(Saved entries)
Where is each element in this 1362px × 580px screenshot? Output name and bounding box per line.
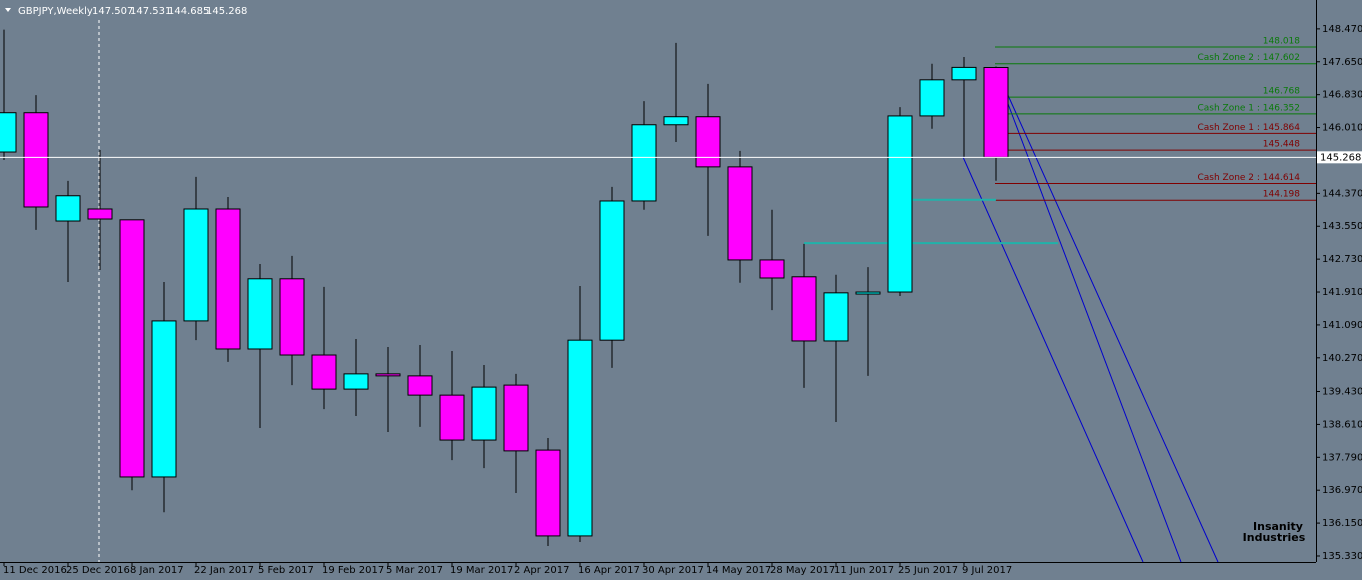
trend-line — [1006, 92, 1219, 563]
candle-body — [887, 115, 913, 293]
x-tick-label: 22 Jan 2017 — [194, 565, 254, 576]
y-tick-label: 148.470 — [1322, 24, 1362, 35]
y-tick-label: 140.270 — [1322, 353, 1362, 364]
high-label: 147.531 — [130, 6, 171, 17]
candle-body — [0, 112, 17, 153]
candle-body — [791, 276, 817, 342]
menu-arrow[interactable] — [5, 8, 11, 12]
candle-body — [23, 112, 49, 208]
candle-body — [215, 208, 241, 350]
level-label: Cash Zone 1 : 146.352 — [1197, 103, 1300, 113]
candle-body — [439, 394, 465, 441]
x-tick-label: 25 Jun 2017 — [898, 565, 958, 576]
trend-line — [995, 71, 1182, 563]
y-tick-label: 141.910 — [1322, 287, 1362, 298]
y-tick-label: 139.430 — [1322, 387, 1362, 398]
x-tick-label: 5 Mar 2017 — [386, 565, 443, 576]
current-price-box — [1317, 151, 1362, 164]
candle-body — [279, 278, 305, 356]
y-tick-label: 144.370 — [1322, 188, 1362, 199]
level-label: 148.018 — [1263, 37, 1300, 47]
x-tick-label: 11 Dec 2016 — [3, 565, 67, 576]
level-label: 146.768 — [1263, 87, 1300, 97]
candle-body — [183, 208, 209, 322]
candle-body — [599, 200, 625, 341]
candle-body — [631, 124, 657, 202]
candle-body — [471, 386, 497, 441]
x-tick-label: 9 Jul 2017 — [962, 565, 1012, 576]
y-tick-label: 136.970 — [1322, 485, 1362, 496]
y-tick-label: 143.550 — [1322, 221, 1362, 232]
x-tick-label: 19 Feb 2017 — [322, 565, 384, 576]
x-tick-label: 28 May 2017 — [770, 565, 835, 576]
candle-body — [311, 354, 337, 390]
x-tick-label: 5 Feb 2017 — [258, 565, 314, 576]
x-tick-label: 25 Dec 2016 — [66, 565, 130, 576]
x-tick-label: 14 May 2017 — [706, 565, 771, 576]
current-price-label: 145.268 — [1320, 152, 1361, 163]
candle-body — [535, 449, 561, 537]
y-tick-label: 142.730 — [1322, 254, 1362, 265]
x-tick-label: 8 Jan 2017 — [130, 565, 184, 576]
candle-body — [55, 195, 81, 222]
candle-body — [663, 116, 689, 126]
x-tick-label: 11 Jun 2017 — [834, 565, 894, 576]
level-label: 144.198 — [1263, 190, 1300, 200]
candle-body — [375, 373, 401, 377]
y-tick-label: 138.610 — [1322, 419, 1362, 430]
level-label: Cash Zone 1 : 145.864 — [1197, 123, 1300, 133]
x-tick-label: 16 Apr 2017 — [578, 565, 640, 576]
candle-body — [983, 67, 1009, 158]
y-tick-label: 146.830 — [1322, 90, 1362, 101]
y-tick-label: 147.650 — [1322, 57, 1362, 68]
candle-body — [695, 116, 721, 168]
trend-line — [962, 156, 1144, 563]
candle-body — [247, 278, 273, 350]
y-tick-label: 135.330 — [1322, 551, 1362, 562]
level-label: Cash Zone 2 : 147.602 — [1197, 53, 1300, 63]
close-label: 145.268 — [206, 6, 247, 17]
candle-body — [823, 292, 849, 342]
symbol-label: GBPJPY,Weekly — [18, 6, 93, 17]
low-label: 144.685 — [168, 6, 209, 17]
candle-body — [407, 375, 433, 396]
level-label: 145.448 — [1263, 140, 1300, 150]
watermark: Insanity — [1253, 520, 1303, 533]
candle-body — [87, 208, 113, 220]
candle-body — [119, 219, 145, 478]
y-tick-label: 136.150 — [1322, 518, 1362, 529]
y-tick-label: 137.790 — [1322, 452, 1362, 463]
x-tick-label: 19 Mar 2017 — [450, 565, 513, 576]
candle-body — [503, 384, 529, 452]
x-tick-label: 2 Apr 2017 — [514, 565, 569, 576]
candle-body — [759, 259, 785, 279]
candle-body — [151, 320, 177, 478]
candle-body — [919, 79, 945, 117]
candle-body — [855, 291, 881, 295]
open-label: 147.507 — [92, 6, 133, 17]
y-tick-label: 141.090 — [1322, 320, 1362, 331]
level-label: Cash Zone 2 : 144.614 — [1197, 173, 1300, 183]
candle-body — [567, 339, 593, 537]
candle-body — [343, 373, 369, 390]
x-tick-label: 30 Apr 2017 — [642, 565, 704, 576]
y-tick-label: 146.010 — [1322, 123, 1362, 134]
candle-body — [727, 166, 753, 261]
candle-body — [951, 66, 977, 81]
watermark: Industries — [1243, 531, 1306, 544]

- Task to complete:
Revise the lines above so that every instance of "Cash Zone" reads "Price Zone", leaving everything else untouched. Omit the pictures from your answer.

- Response to the exercise:
Where is each element in this 1362px × 580px screenshot? Output name and bounding box per line.
trend-line — [1006, 92, 1219, 563]
candle-body — [887, 115, 913, 293]
x-tick-label: 22 Jan 2017 — [194, 565, 254, 576]
y-tick-label: 148.470 — [1322, 24, 1362, 35]
y-tick-label: 140.270 — [1322, 353, 1362, 364]
high-label: 147.531 — [130, 6, 171, 17]
candle-body — [0, 112, 17, 153]
candle-body — [791, 276, 817, 342]
menu-arrow[interactable] — [5, 8, 11, 12]
candle-body — [23, 112, 49, 208]
candle-body — [215, 208, 241, 350]
level-label: Price Zone 1 : 146.352 — [1197, 103, 1300, 113]
candle-body — [439, 394, 465, 441]
x-tick-label: 25 Jun 2017 — [898, 565, 958, 576]
trend-line — [995, 71, 1182, 563]
y-tick-label: 141.910 — [1322, 287, 1362, 298]
y-tick-label: 139.430 — [1322, 387, 1362, 398]
x-tick-label: 5 Mar 2017 — [386, 565, 443, 576]
current-price-box — [1317, 151, 1362, 164]
candle-body — [279, 278, 305, 356]
y-tick-label: 144.370 — [1322, 188, 1362, 199]
level-label: 148.018 — [1263, 37, 1300, 47]
x-tick-label: 11 Dec 2016 — [3, 565, 67, 576]
level-label: 146.768 — [1263, 87, 1300, 97]
candle-body — [183, 208, 209, 322]
candle-body — [599, 200, 625, 341]
candle-body — [631, 124, 657, 202]
candle-body — [471, 386, 497, 441]
x-tick-label: 9 Jul 2017 — [962, 565, 1012, 576]
y-tick-label: 136.970 — [1322, 485, 1362, 496]
y-tick-label: 143.550 — [1322, 221, 1362, 232]
x-tick-label: 19 Feb 2017 — [322, 565, 384, 576]
x-tick-label: 28 May 2017 — [770, 565, 835, 576]
candle-body — [311, 354, 337, 390]
x-tick-label: 5 Feb 2017 — [258, 565, 314, 576]
x-tick-label: 25 Dec 2016 — [66, 565, 130, 576]
x-tick-label: 14 May 2017 — [706, 565, 771, 576]
current-price-label: 145.268 — [1320, 152, 1361, 163]
candle-body — [535, 449, 561, 537]
y-tick-label: 142.730 — [1322, 254, 1362, 265]
x-tick-label: 8 Jan 2017 — [130, 565, 184, 576]
candle-body — [55, 195, 81, 222]
candle-body — [663, 116, 689, 126]
x-tick-label: 11 Jun 2017 — [834, 565, 894, 576]
level-label: 144.198 — [1263, 190, 1300, 200]
candle-body — [375, 373, 401, 377]
y-tick-label: 138.610 — [1322, 419, 1362, 430]
level-label: Price Zone 1 : 145.864 — [1197, 123, 1300, 133]
x-tick-label: 16 Apr 2017 — [578, 565, 640, 576]
candle-body — [983, 67, 1009, 158]
y-tick-label: 146.830 — [1322, 90, 1362, 101]
y-tick-label: 147.650 — [1322, 57, 1362, 68]
candle-body — [695, 116, 721, 168]
trend-line — [962, 156, 1144, 563]
candle-body — [247, 278, 273, 350]
y-tick-label: 135.330 — [1322, 551, 1362, 562]
level-label: Price Zone 2 : 147.602 — [1197, 53, 1300, 63]
close-label: 145.268 — [206, 6, 247, 17]
candle-body — [823, 292, 849, 342]
symbol-label: GBPJPY,Weekly — [18, 6, 93, 17]
low-label: 144.685 — [168, 6, 209, 17]
candle-body — [407, 375, 433, 396]
level-label: 145.448 — [1263, 140, 1300, 150]
watermark: Insanity — [1253, 520, 1303, 533]
candle-body — [87, 208, 113, 220]
candle-body — [119, 219, 145, 478]
y-tick-label: 136.150 — [1322, 518, 1362, 529]
y-tick-label: 137.790 — [1322, 452, 1362, 463]
x-tick-label: 19 Mar 2017 — [450, 565, 513, 576]
candle-body — [503, 384, 529, 452]
x-tick-label: 2 Apr 2017 — [514, 565, 569, 576]
candle-body — [759, 259, 785, 279]
candle-body — [151, 320, 177, 478]
candle-body — [919, 79, 945, 117]
candle-body — [855, 291, 881, 295]
open-label: 147.507 — [92, 6, 133, 17]
y-tick-label: 141.090 — [1322, 320, 1362, 331]
level-label: Price Zone 2 : 144.614 — [1197, 173, 1300, 183]
candle-body — [567, 339, 593, 537]
candle-body — [343, 373, 369, 390]
x-tick-label: 30 Apr 2017 — [642, 565, 704, 576]
y-tick-label: 146.010 — [1322, 123, 1362, 134]
candle-body — [727, 166, 753, 261]
candle-body — [951, 66, 977, 81]
watermark: Industries — [1243, 531, 1306, 544]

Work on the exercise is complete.